Task to complete: Extract each line where the string "total" shows up.

Stored entries:
------------------------
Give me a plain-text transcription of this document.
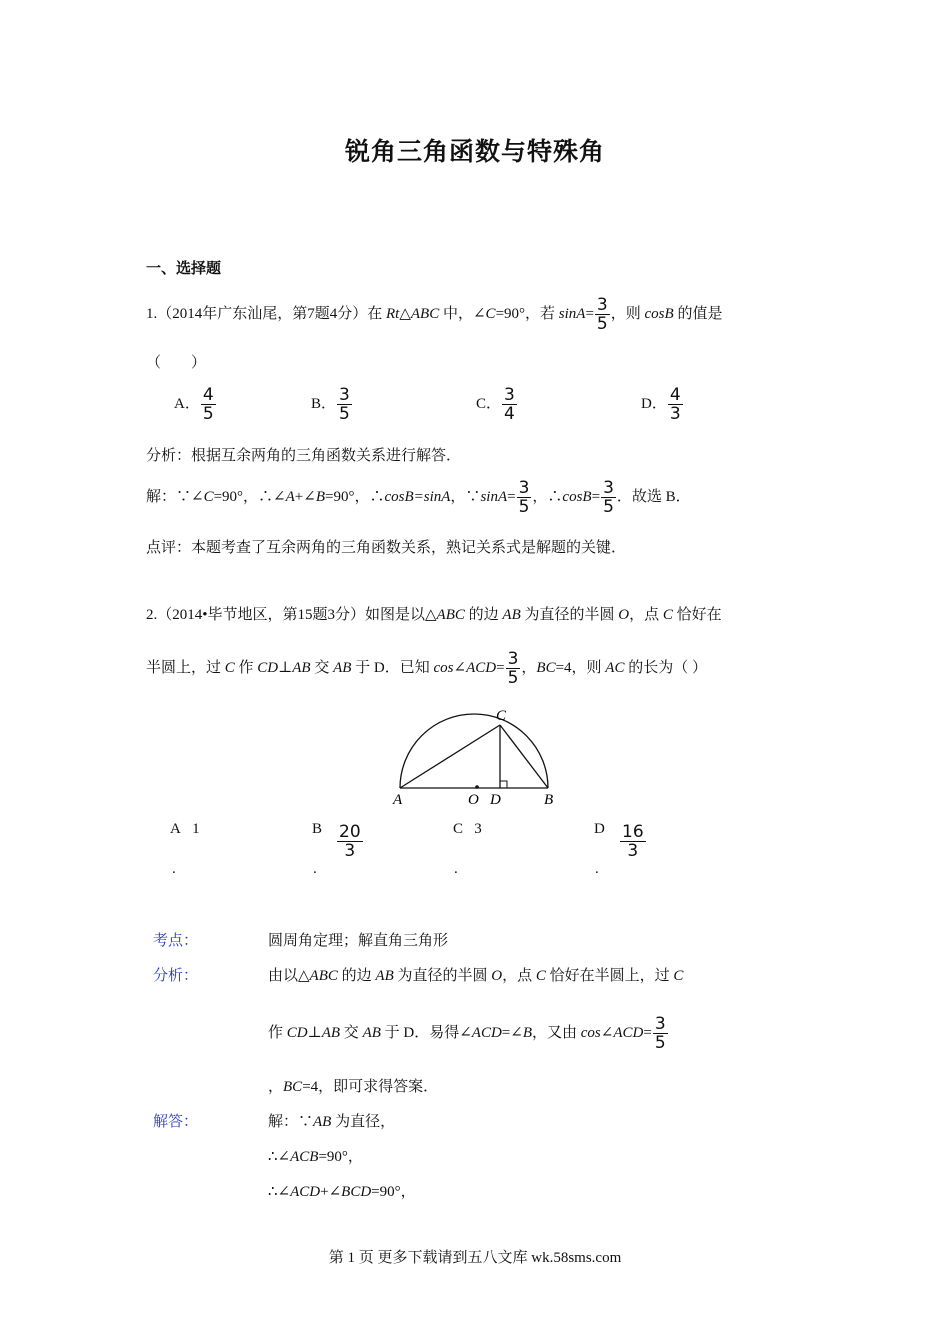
锐角三角函数与特殊角
一、选择题
1.（2014年广东汕尾，第7题4分）在 Rt△ABC 中，∠C=90°，若 $\sin A= \frac{3}{5}$ ，则 cosB 的值是
（　　）
A． $\frac{4}{5}$	B． $\frac{3}{5}$	C． $\frac{3}{4}$	D． $\frac{4}{3}$
分析：根据互余两角的三角函数关系进行解答．
解：∵∠C=90°，∴∠A+∠B=90°，∴cosB=sinA，∵sinA= $\frac{3}{5}$ ，∴cosB= $\frac{3}{5}$ ．故选 B．
点评：本题考查了互余两角的三角函数关系，熟记关系式是解题的关键．
2.（2014•毕节地区，第15题3分）如图是以△ABC 的边 AB 为直径的半圆 O，点 C 恰好在
半圆上，过 C 作 CD⊥AB 交 AB 于 D．已知 cos∠ACD= $\frac{3}{5}$ ，BC=4，则 AC 的长为（ ）
A	B
C
D
O
A 1
.
B $\frac{20}{3}$
.
C 3
.
D $\frac{16}{3}$
.
考点：	圆周角定理；解直角三角形
分析：	由以△ABC 的边 AB 为直径的半圆 O，点 C 恰好在半圆上，过 C
作 CD⊥AB 交 AB 于 D．易得∠ACD=∠B，又由 cos∠ACD= $\frac{3}{5}$
，BC=4，即可求得答案．
解答：	解：∵AB 为直径，
∴∠ACB=90°，
∴∠ACD+∠BCD=90°，
第 1 页 更多下载请到五八文库 wk.58sms.com
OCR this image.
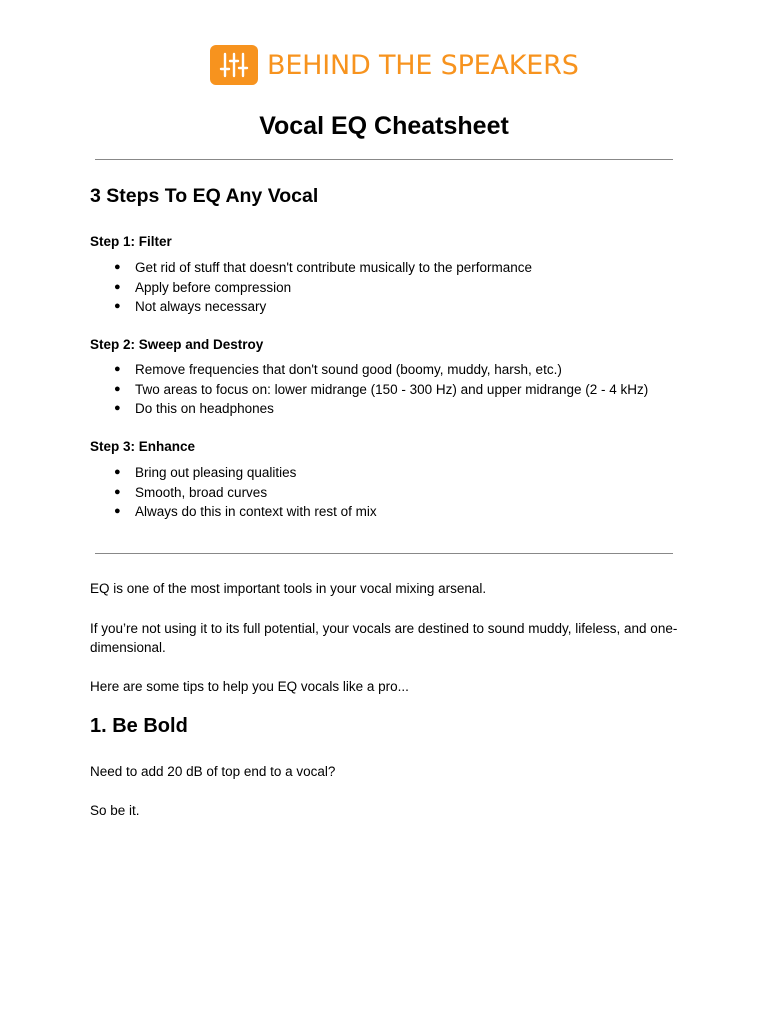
BEHIND THE SPEAKERS
Vocal EQ Cheatsheet
3 Steps To EQ Any Vocal

Step 1: Filter

● Get rid of stuff that doesn't contribute musically to the performance
● Apply before compression
● Not always necessary

Step 2: Sweep and Destroy

● Remove frequencies that don't sound good (boomy, muddy, harsh, etc.)
● Two areas to focus on: lower midrange (150 - 300 Hz) and upper midrange (2 - 4 kHz)
● Do this on headphones

Step 3: Enhance

● Bring out pleasing qualities
● Smooth, broad curves
● Always do this in context with rest of mix

EQ is one of the most important tools in your vocal mixing arsenal.

If you’re not using it to its full potential, your vocals are destined to sound muddy, lifeless, and one-dimensional.

Here are some tips to help you EQ vocals like a pro...

1. Be Bold

Need to add 20 dB of top end to a vocal?

So be it.
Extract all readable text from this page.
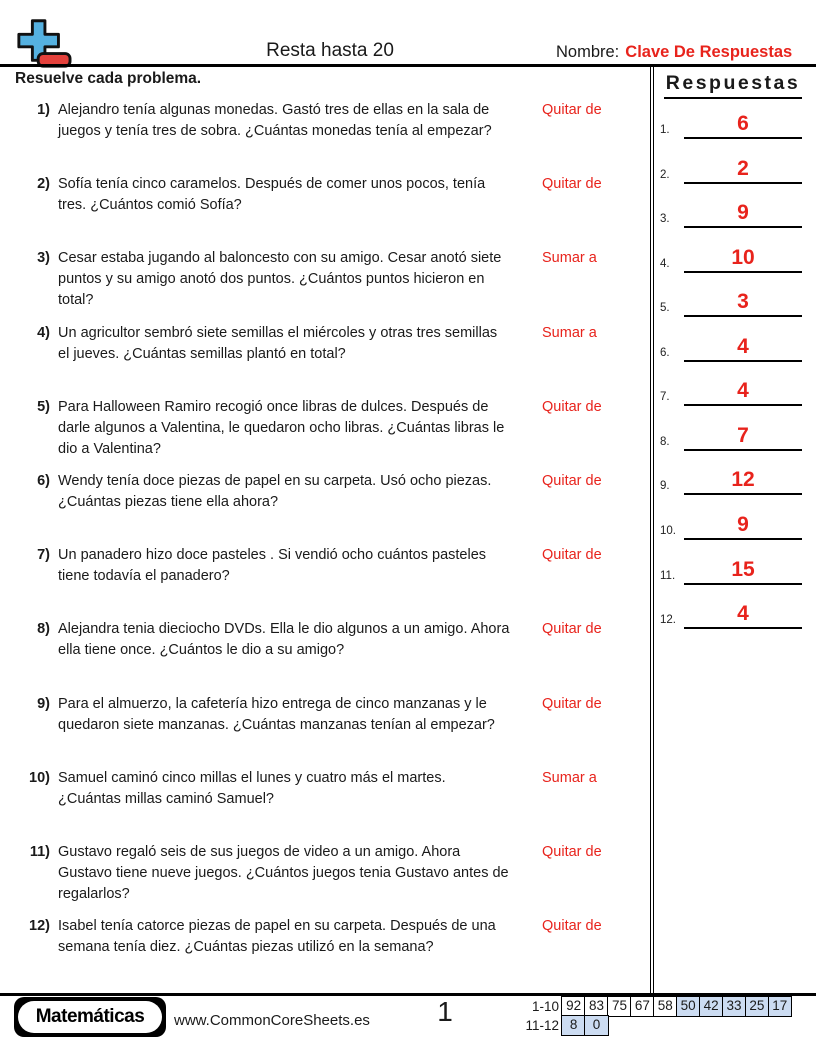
Resta hasta 20	Nombre: Clave De Respuestas
Resuelve cada problema.
1) Alejandro tenía algunas monedas. Gastó tres de ellas en la sala de juegos y tenía tres de sobra. ¿Cuántas monedas tenía al empezar?
Quitar de
2) Sofía tenía cinco caramelos. Después de comer unos pocos, tenía tres. ¿Cuántos comió Sofía?
Quitar de
3) Cesar estaba jugando al baloncesto con su amigo. Cesar anotó siete puntos y su amigo anotó dos puntos. ¿Cuántos puntos hicieron en total?
Sumar a
4) Un agricultor sembró siete semillas el miércoles y otras tres semillas el jueves. ¿Cuántas semillas plantó en total?
Sumar a
5) Para Halloween Ramiro recogió once libras de dulces. Después de darle algunos a Valentina, le quedaron ocho libras. ¿Cuántas libras le dio a Valentina?
Quitar de
6) Wendy tenía doce piezas de papel en su carpeta. Usó ocho piezas. ¿Cuántas piezas tiene ella ahora?
Quitar de
7) Un panadero hizo doce pasteles . Si vendió ocho cuántos pasteles tiene todavía el panadero?
Quitar de
8) Alejandra tenia dieciocho DVDs. Ella le dio algunos a un amigo. Ahora ella tiene once. ¿Cuántos le dio a su amigo?
Quitar de
9) Para el almuerzo, la cafetería hizo entrega de cinco manzanas y le quedaron siete manzanas. ¿Cuántas manzanas tenían al empezar?
Quitar de
10) Samuel caminó cinco millas el lunes y cuatro más el martes. ¿Cuántas millas caminó Samuel?
Sumar a
11) Gustavo regaló seis de sus juegos de video a un amigo. Ahora Gustavo tiene nueve juegos. ¿Cuántos juegos tenia Gustavo antes de regalarlos?
Quitar de
12) Isabel tenía catorce piezas de papel en su carpeta. Después de una semana tenía diez. ¿Cuántas piezas utilizó en la semana?
Quitar de
Respuestas
1.	6
2.	2
3.	9
4.	10
5.	3
6.	4
7.	4
8.	7
9.	12
10.	9
11.	15
12.	4
Matemáticas www.CommonCoreSheets.es	1	1-10 92 83 75 67 58 50 42 33 25 17
11-12 8	0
------------------------
Answer to the exercise:
3) Cesar estaba jugando al baloncesto con su amigo. Cesar anotó siete puntos y su amigo anotó dos puntos. ¿Cuántos puntos hicieron en total?
4) Un agricultor sembró siete semillas el miércoles y otras tres semillas el jueves. ¿Cuántas semillas plantó en total?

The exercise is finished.